Data to use:
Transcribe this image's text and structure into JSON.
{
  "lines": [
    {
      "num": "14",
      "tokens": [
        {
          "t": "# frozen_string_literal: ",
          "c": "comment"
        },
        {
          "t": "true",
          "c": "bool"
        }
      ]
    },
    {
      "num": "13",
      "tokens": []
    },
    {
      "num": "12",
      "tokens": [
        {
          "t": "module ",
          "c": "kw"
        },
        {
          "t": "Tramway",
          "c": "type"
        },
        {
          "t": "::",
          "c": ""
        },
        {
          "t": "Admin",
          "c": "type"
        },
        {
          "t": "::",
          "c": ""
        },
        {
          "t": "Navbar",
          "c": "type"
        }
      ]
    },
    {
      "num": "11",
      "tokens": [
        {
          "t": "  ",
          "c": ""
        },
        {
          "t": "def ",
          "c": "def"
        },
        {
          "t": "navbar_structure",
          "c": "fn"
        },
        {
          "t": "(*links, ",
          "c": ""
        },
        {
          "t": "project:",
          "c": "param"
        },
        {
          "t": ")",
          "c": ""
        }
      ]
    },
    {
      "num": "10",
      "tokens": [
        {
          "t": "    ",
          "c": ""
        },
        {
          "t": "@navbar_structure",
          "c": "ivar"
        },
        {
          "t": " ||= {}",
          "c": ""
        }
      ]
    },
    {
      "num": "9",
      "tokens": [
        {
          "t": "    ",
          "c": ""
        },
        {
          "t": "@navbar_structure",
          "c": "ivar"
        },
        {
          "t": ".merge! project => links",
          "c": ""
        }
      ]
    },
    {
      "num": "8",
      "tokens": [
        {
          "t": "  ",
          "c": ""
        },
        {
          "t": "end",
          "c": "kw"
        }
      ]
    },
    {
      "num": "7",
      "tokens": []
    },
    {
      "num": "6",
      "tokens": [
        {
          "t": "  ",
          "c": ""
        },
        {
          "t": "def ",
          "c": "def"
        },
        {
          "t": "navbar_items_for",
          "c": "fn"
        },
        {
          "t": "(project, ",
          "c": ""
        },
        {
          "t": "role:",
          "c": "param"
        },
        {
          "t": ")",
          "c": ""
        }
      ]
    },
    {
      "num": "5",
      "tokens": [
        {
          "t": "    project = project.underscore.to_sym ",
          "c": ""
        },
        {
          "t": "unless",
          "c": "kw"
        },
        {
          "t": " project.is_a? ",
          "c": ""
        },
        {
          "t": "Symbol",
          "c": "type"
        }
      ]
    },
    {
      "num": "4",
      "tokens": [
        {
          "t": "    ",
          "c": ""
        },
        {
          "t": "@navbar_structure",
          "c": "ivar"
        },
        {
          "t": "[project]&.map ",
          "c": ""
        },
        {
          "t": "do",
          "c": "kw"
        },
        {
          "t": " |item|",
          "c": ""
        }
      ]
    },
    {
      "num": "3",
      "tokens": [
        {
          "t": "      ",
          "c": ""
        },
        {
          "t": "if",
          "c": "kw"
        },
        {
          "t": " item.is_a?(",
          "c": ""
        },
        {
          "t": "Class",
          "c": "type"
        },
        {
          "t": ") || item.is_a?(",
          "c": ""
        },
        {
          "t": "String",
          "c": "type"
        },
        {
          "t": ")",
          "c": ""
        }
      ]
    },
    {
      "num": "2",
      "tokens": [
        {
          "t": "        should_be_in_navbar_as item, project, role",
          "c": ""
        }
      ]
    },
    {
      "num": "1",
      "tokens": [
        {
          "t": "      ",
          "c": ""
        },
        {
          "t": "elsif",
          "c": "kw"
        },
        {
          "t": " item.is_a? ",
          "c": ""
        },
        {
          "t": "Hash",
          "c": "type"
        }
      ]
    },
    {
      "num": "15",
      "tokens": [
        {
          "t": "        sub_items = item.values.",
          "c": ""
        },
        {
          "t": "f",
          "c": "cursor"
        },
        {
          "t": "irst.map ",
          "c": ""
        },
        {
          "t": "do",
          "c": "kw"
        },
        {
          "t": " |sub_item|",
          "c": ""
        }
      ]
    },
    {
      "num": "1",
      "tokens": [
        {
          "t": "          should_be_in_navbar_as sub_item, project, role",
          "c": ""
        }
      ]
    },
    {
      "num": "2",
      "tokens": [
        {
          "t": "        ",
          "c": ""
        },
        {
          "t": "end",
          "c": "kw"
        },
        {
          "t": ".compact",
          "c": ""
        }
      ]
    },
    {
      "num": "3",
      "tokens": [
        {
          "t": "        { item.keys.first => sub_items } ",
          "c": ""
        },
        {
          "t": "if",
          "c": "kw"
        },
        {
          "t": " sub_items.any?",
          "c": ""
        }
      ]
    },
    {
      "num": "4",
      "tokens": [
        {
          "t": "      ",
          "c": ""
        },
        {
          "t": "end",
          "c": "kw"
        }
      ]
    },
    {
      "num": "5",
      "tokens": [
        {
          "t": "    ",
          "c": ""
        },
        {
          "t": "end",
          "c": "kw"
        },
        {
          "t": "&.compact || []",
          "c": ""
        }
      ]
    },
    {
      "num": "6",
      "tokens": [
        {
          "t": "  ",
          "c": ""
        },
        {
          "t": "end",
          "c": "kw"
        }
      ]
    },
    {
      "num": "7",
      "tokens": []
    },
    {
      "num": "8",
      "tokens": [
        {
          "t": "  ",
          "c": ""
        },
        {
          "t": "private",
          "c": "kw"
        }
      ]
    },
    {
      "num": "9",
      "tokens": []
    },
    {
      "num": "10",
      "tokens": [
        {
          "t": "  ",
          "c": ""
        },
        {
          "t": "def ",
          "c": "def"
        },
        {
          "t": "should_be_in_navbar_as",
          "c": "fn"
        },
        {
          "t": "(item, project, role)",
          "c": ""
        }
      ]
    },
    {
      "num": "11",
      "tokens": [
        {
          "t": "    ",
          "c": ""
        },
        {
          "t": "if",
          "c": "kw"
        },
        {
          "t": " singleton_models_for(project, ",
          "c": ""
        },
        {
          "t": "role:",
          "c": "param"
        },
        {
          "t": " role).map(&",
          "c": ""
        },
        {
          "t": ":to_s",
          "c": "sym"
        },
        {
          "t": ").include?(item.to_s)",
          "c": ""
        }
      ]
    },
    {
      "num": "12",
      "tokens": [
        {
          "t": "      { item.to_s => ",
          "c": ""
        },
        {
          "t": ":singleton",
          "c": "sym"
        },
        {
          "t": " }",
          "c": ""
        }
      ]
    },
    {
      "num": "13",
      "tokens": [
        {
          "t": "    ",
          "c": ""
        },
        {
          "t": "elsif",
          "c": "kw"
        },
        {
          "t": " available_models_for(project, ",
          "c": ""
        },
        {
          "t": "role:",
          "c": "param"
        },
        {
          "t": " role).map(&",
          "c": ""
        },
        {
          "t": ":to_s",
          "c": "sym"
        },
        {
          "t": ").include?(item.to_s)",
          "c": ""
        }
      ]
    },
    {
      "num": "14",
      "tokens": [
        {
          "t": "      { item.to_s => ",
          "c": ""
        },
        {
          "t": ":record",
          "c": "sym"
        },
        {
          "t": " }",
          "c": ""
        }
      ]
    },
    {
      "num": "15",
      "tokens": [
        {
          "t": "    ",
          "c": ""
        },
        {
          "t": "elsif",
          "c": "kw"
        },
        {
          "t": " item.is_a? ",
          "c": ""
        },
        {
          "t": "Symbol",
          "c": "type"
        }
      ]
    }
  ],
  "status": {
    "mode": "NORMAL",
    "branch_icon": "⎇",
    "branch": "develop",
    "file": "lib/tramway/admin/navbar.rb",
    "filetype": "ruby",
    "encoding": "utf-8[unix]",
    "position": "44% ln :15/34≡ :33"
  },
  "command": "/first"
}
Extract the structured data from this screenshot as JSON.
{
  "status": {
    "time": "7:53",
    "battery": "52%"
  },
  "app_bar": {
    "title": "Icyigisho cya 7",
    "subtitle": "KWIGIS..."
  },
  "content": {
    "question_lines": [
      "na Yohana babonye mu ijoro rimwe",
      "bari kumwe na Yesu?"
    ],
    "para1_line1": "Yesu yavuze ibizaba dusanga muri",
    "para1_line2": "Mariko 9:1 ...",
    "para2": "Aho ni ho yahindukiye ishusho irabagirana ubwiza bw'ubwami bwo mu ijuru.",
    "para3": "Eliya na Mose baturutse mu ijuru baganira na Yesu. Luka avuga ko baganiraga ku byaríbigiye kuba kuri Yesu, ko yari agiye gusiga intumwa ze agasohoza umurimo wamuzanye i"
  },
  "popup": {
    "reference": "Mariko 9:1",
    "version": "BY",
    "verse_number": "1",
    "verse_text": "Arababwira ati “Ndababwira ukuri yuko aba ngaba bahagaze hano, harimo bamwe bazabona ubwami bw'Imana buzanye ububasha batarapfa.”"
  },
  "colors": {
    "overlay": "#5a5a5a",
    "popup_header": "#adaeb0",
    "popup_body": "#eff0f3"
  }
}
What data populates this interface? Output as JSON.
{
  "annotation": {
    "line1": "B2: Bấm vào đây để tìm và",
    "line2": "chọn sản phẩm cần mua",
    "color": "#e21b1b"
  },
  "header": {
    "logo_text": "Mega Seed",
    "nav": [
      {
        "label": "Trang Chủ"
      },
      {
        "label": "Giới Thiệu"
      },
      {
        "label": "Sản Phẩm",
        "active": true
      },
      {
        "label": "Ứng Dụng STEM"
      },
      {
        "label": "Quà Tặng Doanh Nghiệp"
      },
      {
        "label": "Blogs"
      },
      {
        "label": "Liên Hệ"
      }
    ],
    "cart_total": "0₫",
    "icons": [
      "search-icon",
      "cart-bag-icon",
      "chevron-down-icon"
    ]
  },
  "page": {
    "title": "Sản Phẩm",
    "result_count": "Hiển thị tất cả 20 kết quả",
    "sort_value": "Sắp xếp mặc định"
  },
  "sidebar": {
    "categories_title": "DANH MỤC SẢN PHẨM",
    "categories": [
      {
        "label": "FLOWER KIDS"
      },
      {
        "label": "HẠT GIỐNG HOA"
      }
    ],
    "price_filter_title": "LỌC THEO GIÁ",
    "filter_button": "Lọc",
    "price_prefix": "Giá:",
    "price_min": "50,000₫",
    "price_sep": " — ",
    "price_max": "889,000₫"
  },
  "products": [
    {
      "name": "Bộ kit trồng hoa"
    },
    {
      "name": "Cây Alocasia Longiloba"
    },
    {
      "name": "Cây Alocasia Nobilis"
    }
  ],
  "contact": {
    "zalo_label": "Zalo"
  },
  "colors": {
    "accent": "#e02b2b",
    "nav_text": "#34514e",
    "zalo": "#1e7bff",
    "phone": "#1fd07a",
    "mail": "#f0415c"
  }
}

Exercise prompt: Print nothing but the lines from the line with "What data populates" to the last line of the records above. Both of those lines count.

Answer to the task:
What data populates this interface? Output as JSON.
{
  "annotation": {
    "line1": "B2: Bấm vào đây để tìm và",
    "line2": "chọn sản phẩm cần mua",
    "color": "#e21b1b"
  },
  "header": {
    "logo_text": "Mega Seed",
    "nav": [
      {
        "label": "Trang Chủ"
      },
      {
        "label": "Giới Thiệu"
      },
      {
        "label": "Sản Phẩm",
        "active": true
      },
      {
        "label": "Ứng Dụng STEM"
      },
      {
        "label": "Quà Tặng Doanh Nghiệp"
      },
      {
        "label": "Blogs"
      },
      {
        "label": "Liên Hệ"
      }
    ],
    "cart_total": "0₫",
    "icons": [
      "search-icon",
      "cart-bag-icon",
      "chevron-down-icon"
    ]
  },
  "page": {
    "title": "Sản Phẩm",
    "result_count": "Hiển thị tất cả 20 kết quả",
    "sort_value": "Sắp xếp mặc định"
  },
  "sidebar": {
    "categories_title": "DANH MỤC SẢN PHẨM",
    "categories": [
      {
        "label": "FLOWER KIDS"
      },
      {
        "label": "HẠT GIỐNG HOA"
      }
    ],
    "price_filter_title": "LỌC THEO GIÁ",
    "filter_button": "Lọc",
    "price_prefix": "Giá:",
    "price_min": "50,000₫",
    "price_sep": " — ",
    "price_max": "889,000₫"
  },
  "products": [
    {
      "name": "Bộ kit trồng hoa"
    },
    {
      "name": "Cây Alocasia Longiloba"
    },
    {
      "name": "Cây Alocasia Nobilis"
    }
  ],
  "contact": {
    "zalo_label": "Zalo"
  },
  "colors": {
    "accent": "#e02b2b",
    "nav_text": "#34514e",
    "zalo": "#1e7bff",
    "phone": "#1fd07a",
    "mail": "#f0415c"
  }
}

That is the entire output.